Brief 1:
Count the lines in the records that contain the string "swatch", treating case as significant, and give only the number.

Extract to read:
____
What's Up in the 8th

If you're a prosecutor up here in Cuyahoga County, you might want to think twice about trying to admit 404(B) evidence in a rape case.  And if you're a trial judge here, you might want to think twice about admitting it.  Last week, for the second time in a month, the 8th District reversed a rape conviction because of improper "other acts" testimony.

In State v. Hartman, the earlier case, we learn, as we suspected all along, that putting one's penis in the mouth of a sleeping woman is rape; sleep, for that purpose, constitutes "substantial impairment."  Hartman argues that the woman wasn't sleeping, and is claiming rape because she doesn't want her boyfriend to know that she was fooling around.  That's a pretty tough sell in light of some other evidence, but the State nonetheless decides to bolster its case by presenting the testimony of Hartman's former stepdaughter.  She tells the jury that four years earlier, when she was 12, Hartman came into her room and, while she pretended to be asleep, touched her breasts, attempted to touch her vagina, and put her hand on his penis.

While normally the State can't introduce evidence of similar acts by a defendant, EvidR 404(B) allows it to in certain circumstances:  to refute a defense of accident or mistake, to prove identity, to show the defendant's motive, opportunity, or intent to commit the crime, or to demonstrate a purpose, preparation, or plan to commit the crime.  The State argues identity, motive, and plan.
____
Brief 2:
Continue the post above about the 8th District's reversals of rape convictions, starting after its last sentence.
____
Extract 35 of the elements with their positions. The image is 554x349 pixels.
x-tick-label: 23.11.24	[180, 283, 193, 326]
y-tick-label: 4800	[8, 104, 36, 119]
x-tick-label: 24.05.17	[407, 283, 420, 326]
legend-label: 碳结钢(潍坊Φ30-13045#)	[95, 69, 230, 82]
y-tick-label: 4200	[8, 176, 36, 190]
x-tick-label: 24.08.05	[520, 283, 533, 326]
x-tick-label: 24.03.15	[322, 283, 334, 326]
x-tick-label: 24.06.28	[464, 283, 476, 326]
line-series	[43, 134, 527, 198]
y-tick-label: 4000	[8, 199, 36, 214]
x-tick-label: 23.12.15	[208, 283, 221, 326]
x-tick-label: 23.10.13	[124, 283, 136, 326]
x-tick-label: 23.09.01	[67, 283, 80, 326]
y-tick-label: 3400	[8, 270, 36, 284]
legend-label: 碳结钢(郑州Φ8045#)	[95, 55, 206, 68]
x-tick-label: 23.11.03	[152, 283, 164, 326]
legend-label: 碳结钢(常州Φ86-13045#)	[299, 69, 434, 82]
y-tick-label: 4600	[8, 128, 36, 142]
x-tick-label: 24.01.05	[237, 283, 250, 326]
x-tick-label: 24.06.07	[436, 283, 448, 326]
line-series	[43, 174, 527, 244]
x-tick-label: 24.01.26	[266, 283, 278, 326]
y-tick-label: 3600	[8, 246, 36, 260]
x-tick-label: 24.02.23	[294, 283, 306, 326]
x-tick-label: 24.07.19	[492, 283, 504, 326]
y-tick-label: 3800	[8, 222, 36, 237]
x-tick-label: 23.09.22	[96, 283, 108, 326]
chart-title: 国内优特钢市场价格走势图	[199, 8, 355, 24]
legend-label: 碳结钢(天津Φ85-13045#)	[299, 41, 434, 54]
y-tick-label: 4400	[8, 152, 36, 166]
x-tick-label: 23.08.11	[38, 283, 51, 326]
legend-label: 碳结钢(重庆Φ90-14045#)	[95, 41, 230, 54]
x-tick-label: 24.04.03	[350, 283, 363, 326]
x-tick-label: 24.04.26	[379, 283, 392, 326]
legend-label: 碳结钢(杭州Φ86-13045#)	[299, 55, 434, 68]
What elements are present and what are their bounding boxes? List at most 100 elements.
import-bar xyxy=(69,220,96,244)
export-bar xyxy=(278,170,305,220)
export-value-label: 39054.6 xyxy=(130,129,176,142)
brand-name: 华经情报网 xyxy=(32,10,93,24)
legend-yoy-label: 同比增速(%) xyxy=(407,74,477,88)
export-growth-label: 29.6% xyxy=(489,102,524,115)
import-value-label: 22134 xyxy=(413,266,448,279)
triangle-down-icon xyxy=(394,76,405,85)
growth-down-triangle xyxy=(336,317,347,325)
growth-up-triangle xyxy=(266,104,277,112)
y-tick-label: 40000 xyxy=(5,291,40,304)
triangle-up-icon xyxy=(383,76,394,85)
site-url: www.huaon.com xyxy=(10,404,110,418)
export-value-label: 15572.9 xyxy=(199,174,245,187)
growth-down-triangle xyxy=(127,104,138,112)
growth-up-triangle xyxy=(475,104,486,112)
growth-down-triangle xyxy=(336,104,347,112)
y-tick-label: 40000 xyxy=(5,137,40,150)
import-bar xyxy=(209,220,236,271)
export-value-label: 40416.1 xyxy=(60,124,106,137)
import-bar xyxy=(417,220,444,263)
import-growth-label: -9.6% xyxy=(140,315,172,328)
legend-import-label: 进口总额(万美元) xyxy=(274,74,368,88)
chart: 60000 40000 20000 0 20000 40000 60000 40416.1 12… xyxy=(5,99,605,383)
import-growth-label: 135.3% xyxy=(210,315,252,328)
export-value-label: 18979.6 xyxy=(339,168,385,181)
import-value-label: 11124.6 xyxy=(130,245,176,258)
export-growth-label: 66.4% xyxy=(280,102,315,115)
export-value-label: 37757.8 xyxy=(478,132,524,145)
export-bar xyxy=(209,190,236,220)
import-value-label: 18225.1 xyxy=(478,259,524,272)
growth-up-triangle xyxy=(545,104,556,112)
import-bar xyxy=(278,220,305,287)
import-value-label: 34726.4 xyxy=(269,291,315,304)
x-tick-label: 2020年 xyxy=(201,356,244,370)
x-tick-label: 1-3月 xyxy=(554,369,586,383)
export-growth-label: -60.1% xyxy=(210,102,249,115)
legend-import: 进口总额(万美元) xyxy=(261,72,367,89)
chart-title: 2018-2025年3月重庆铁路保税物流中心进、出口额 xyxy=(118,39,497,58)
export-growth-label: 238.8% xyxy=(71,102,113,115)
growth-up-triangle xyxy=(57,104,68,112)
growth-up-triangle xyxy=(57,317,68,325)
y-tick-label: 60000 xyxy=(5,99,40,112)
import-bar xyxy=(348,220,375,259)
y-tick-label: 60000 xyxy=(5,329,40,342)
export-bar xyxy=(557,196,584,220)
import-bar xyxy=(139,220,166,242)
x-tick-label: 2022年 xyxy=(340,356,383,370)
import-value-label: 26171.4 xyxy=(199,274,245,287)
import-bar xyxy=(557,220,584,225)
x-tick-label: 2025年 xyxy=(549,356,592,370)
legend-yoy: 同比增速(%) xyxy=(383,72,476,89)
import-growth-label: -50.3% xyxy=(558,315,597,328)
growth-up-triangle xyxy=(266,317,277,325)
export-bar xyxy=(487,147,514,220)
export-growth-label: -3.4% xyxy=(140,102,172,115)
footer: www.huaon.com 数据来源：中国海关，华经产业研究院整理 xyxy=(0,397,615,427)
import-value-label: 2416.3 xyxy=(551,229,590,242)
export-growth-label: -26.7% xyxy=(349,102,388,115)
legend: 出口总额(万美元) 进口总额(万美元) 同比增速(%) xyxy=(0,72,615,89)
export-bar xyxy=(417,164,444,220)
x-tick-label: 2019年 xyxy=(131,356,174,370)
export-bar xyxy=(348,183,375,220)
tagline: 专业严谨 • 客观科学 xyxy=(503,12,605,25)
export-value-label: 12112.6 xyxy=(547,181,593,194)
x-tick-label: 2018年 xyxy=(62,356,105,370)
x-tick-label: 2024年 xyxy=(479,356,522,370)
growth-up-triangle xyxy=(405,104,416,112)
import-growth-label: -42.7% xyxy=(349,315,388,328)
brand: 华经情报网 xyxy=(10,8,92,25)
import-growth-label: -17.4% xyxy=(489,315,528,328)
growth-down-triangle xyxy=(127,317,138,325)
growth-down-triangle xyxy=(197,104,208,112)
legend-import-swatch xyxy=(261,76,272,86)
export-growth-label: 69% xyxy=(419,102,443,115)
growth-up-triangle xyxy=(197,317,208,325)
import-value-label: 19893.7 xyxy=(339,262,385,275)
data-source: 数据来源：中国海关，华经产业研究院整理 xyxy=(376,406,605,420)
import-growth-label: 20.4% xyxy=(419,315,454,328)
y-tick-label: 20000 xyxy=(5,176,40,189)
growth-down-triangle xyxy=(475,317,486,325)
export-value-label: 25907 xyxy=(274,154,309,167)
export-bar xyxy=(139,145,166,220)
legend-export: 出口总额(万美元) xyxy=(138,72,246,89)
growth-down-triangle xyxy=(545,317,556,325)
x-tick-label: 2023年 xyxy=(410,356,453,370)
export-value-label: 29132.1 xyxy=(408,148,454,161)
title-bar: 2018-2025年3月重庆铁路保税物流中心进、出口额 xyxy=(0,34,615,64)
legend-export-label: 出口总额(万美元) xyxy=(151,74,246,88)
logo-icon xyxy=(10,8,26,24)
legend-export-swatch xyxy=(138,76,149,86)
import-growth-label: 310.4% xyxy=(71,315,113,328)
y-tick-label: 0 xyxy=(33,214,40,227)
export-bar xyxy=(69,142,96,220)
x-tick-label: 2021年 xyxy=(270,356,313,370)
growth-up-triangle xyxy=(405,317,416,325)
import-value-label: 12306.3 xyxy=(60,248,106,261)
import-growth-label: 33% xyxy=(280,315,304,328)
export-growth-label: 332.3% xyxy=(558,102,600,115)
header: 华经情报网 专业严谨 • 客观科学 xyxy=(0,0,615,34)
____
Output 1:
2

Output 2:
None of this works with the majority.  (Hartman seemingly defies the laws of mathematics:  the three judges produce four opinions, two of which are majority opinions.  Go figure.)  Identity was never at issue; Hartman claimed the sex was consensual, not that someone else did it.  It doesn't take too much to figure out what the motive is for a sexual assault:  sex.  The common plan or scheme doesn't go anywhere, either; the majority notes that this is relevant to identity, if the details in both cases are sufficient to show a "behavioral fingerprint."  But again, identity isn't at issue.

The opinion's probably strongest in the last part of the required analysis for 404(B) evidence:  whether the probative value is outweighed by the prejudicial effect.  As the majority points out, not only does the other evidence paint Hartman as a repeat sex offender, but as a pedophile as well.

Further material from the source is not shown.